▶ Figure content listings
________

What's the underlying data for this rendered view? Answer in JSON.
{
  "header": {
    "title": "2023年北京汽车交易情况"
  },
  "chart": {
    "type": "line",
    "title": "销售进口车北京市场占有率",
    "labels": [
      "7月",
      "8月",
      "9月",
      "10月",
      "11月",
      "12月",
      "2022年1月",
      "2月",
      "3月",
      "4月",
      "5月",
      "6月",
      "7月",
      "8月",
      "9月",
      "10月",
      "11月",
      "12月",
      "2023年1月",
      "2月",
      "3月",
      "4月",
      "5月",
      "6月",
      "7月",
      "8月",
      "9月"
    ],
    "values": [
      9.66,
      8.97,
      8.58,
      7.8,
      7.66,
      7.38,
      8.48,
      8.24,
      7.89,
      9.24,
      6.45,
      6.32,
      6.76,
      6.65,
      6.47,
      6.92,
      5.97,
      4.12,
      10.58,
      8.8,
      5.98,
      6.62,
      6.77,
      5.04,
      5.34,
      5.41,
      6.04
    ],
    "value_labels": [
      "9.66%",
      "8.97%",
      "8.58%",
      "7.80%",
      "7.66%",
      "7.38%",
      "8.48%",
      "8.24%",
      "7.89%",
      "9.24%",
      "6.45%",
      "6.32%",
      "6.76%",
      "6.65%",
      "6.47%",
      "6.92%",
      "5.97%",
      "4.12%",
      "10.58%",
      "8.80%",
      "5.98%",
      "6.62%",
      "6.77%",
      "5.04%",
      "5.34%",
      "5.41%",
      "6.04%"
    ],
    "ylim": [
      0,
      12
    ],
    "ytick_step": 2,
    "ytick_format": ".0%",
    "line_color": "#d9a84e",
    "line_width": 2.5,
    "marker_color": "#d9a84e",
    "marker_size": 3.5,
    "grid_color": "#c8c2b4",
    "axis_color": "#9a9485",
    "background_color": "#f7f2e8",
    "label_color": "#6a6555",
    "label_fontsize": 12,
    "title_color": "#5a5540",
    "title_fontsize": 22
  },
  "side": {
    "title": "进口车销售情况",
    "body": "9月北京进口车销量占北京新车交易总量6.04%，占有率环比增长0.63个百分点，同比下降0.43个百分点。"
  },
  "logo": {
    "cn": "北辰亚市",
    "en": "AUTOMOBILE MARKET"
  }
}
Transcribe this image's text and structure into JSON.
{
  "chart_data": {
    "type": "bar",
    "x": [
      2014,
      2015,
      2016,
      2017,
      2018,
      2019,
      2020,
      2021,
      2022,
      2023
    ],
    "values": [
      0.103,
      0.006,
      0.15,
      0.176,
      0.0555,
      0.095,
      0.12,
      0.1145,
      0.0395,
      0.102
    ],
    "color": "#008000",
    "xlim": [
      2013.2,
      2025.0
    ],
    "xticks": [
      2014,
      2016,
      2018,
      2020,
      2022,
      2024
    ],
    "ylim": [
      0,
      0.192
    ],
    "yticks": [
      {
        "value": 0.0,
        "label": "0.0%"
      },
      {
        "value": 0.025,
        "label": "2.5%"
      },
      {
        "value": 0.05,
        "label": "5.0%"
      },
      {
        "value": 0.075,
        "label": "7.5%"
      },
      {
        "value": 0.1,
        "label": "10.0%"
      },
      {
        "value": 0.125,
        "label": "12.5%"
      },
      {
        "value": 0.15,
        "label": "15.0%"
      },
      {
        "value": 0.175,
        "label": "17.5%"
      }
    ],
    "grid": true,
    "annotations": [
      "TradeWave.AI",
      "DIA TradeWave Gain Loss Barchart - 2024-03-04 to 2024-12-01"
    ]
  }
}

________

▶ Directions
Find the lines above holding the word "this" and show them.

▶ Answer for the task
What's the underlying data for this rendered view? Answer in JSON.
Transcribe this image's text and structure into JSON.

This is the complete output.